## To be done
Wherever a line below holds the word "content", copy that line.

>> BEGIN Source data

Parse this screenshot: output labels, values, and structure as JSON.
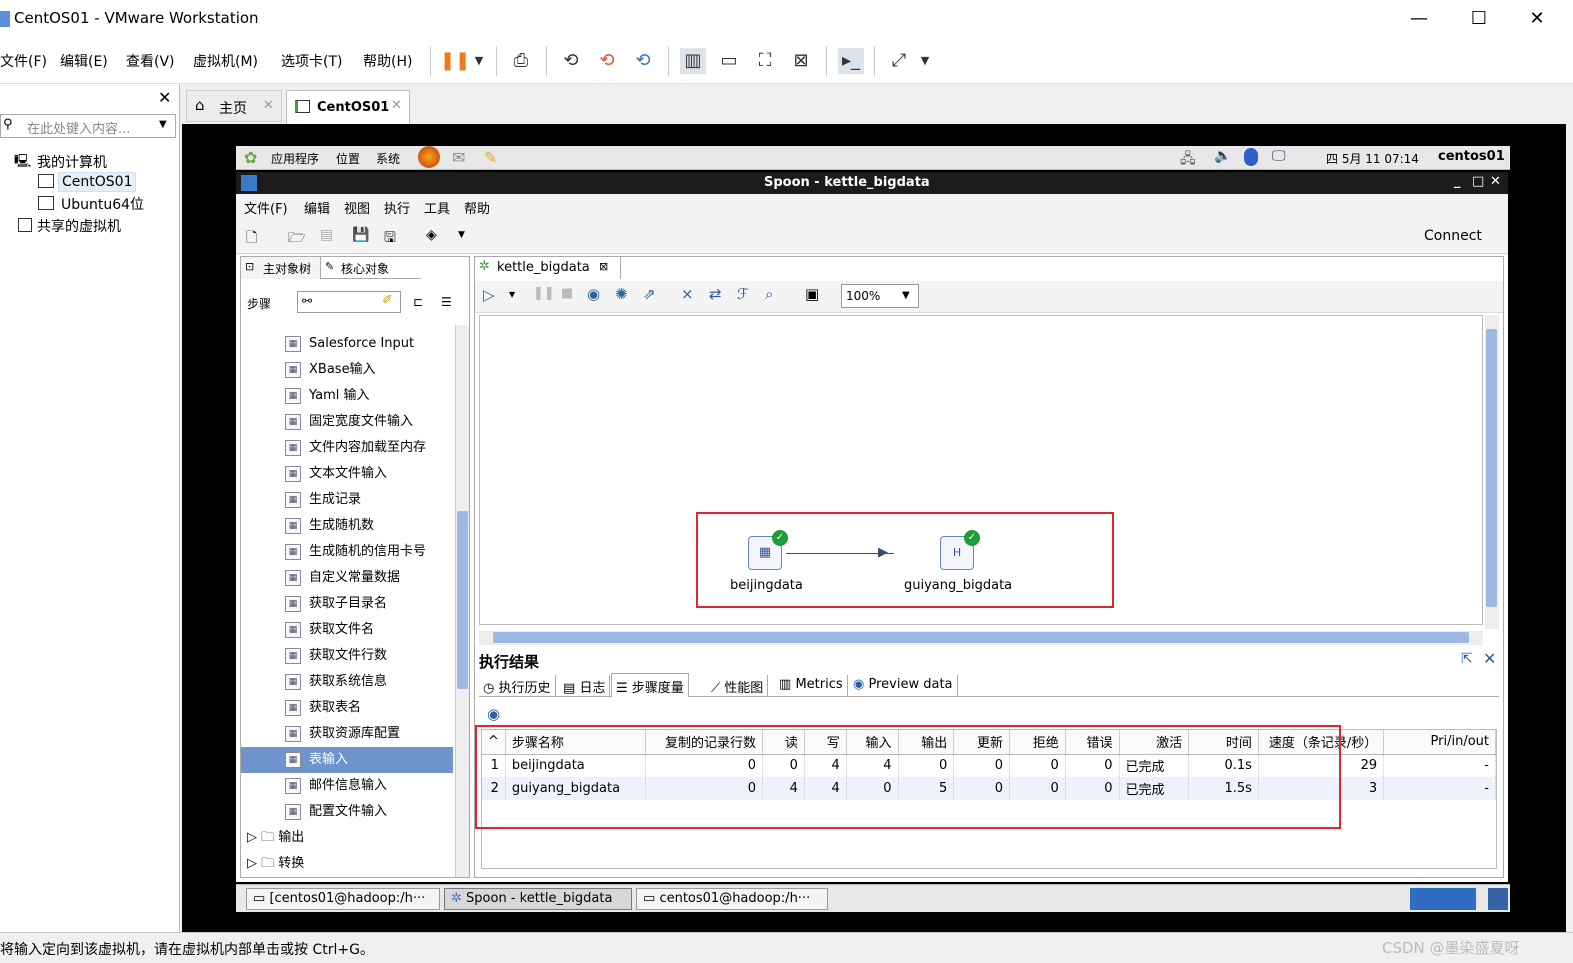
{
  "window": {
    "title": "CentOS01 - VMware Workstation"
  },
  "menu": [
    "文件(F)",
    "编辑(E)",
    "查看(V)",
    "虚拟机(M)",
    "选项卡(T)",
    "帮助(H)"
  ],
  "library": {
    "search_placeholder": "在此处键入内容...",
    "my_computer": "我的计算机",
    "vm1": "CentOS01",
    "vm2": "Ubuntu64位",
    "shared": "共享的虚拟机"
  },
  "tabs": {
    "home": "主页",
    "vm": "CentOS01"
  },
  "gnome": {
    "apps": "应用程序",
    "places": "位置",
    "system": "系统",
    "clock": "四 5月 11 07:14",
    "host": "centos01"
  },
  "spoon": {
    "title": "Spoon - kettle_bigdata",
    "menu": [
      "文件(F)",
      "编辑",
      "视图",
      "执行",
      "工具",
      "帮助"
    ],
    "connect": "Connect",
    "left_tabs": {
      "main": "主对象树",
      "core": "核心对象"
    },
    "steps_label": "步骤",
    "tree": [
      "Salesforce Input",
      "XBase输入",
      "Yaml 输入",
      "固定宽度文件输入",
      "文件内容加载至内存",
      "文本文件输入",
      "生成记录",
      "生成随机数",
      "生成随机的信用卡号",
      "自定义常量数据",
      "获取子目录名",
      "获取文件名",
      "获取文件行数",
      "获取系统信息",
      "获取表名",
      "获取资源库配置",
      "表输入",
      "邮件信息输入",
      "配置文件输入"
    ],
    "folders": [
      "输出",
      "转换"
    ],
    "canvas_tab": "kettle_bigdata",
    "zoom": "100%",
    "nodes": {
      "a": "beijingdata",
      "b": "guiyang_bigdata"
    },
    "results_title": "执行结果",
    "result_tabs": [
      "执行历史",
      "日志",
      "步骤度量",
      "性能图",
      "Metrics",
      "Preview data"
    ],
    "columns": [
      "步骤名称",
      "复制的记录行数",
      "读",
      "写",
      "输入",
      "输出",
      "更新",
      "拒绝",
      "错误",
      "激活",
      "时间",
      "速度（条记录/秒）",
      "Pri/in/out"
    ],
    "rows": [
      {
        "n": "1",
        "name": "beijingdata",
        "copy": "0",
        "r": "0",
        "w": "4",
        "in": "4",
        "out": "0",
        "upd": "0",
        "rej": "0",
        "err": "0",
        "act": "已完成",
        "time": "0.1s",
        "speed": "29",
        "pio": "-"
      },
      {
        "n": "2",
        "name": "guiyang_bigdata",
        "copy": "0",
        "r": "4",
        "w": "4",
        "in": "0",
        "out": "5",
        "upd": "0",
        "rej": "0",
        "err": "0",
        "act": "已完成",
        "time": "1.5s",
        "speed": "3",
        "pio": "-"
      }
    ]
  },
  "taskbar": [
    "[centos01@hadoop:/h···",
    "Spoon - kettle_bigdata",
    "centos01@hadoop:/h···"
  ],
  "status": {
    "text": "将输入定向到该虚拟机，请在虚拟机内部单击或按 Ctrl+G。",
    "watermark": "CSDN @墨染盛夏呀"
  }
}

>> END Source data
>> BEGIN Source data

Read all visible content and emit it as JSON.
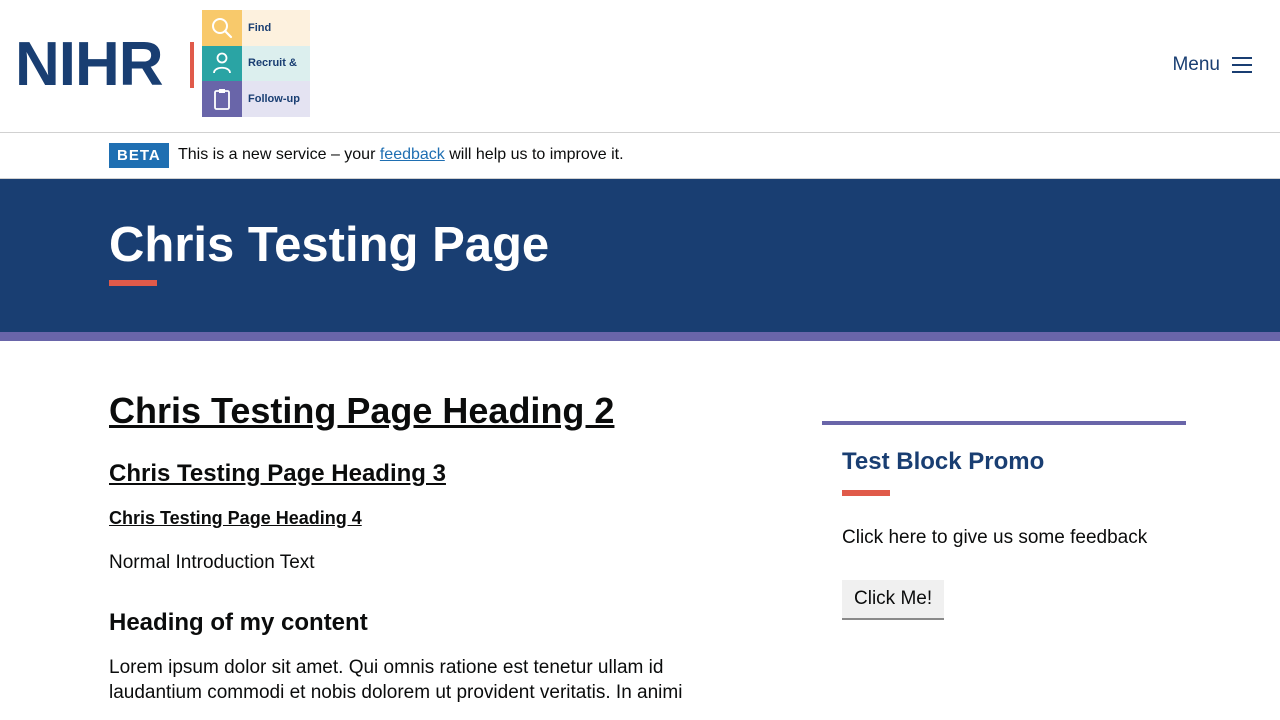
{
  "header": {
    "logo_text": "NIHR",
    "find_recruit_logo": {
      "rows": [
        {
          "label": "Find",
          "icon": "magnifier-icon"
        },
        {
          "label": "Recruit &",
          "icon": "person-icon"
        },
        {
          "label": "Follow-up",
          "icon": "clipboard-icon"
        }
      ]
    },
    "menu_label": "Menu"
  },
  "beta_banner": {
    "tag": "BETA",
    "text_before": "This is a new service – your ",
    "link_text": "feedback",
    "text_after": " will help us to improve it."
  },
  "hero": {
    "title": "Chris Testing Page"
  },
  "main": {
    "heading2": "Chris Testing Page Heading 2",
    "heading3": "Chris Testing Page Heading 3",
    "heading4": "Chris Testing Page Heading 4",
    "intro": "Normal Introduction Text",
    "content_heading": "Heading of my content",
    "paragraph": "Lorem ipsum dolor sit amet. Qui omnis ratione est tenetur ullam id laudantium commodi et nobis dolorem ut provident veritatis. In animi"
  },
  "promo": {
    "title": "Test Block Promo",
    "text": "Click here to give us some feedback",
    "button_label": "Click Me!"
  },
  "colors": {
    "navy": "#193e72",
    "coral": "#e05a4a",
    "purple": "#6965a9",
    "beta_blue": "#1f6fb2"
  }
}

>> END Source data

## Solution to this task
Read all visible content and emit it as JSON.
    "content_heading": "Heading of my content",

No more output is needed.